Short problem: Please give the listing again, word for word, with nothing left out.

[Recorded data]
——————

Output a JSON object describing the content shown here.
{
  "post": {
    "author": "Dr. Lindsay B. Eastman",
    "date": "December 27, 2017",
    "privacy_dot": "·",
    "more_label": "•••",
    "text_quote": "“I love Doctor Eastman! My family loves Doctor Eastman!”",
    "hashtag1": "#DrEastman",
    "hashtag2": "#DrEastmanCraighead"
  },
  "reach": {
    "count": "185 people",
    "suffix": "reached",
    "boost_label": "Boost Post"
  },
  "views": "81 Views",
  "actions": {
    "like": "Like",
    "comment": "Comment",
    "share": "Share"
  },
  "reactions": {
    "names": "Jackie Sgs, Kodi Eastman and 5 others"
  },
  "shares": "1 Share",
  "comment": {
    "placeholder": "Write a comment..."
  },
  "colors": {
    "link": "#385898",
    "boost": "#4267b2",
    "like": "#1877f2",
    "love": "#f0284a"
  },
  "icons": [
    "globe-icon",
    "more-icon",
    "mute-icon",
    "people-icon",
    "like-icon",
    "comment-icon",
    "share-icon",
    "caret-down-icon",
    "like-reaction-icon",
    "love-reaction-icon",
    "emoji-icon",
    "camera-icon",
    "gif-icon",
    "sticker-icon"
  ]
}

——————

Solution for this problem:
Output a JSON object describing the content shown here.
{
  "post": {
    "author": "Dr. Lindsay B. Eastman",
    "date": "December 27, 2017",
    "privacy_dot": "·",
    "more_label": "•••",
    "text_quote": "“I love Doctor Eastman! My family loves Doctor Eastman!”",
    "hashtag1": "#DrEastman",
    "hashtag2": "#DrEastmanCraighead"
  },
  "reach": {
    "count": "185 people",
    "suffix": "reached",
    "boost_label": "Boost Post"
  },
  "views": "81 Views",
  "actions": {
    "like": "Like",
    "comment": "Comment",
    "share": "Share"
  },
  "reactions": {
    "names": "Jackie Sgs, Kodi Eastman and 5 others"
  },
  "shares": "1 Share",
  "comment": {
    "placeholder": "Write a comment..."
  },
  "colors": {
    "link": "#385898",
    "boost": "#4267b2",
    "like": "#1877f2",
    "love": "#f0284a"
  },
  "icons": [
    "globe-icon",
    "more-icon",
    "mute-icon",
    "people-icon",
    "like-icon",
    "comment-icon",
    "share-icon",
    "caret-down-icon",
    "like-reaction-icon",
    "love-reaction-icon",
    "emoji-icon",
    "camera-icon",
    "gif-icon",
    "sticker-icon"
  ]
}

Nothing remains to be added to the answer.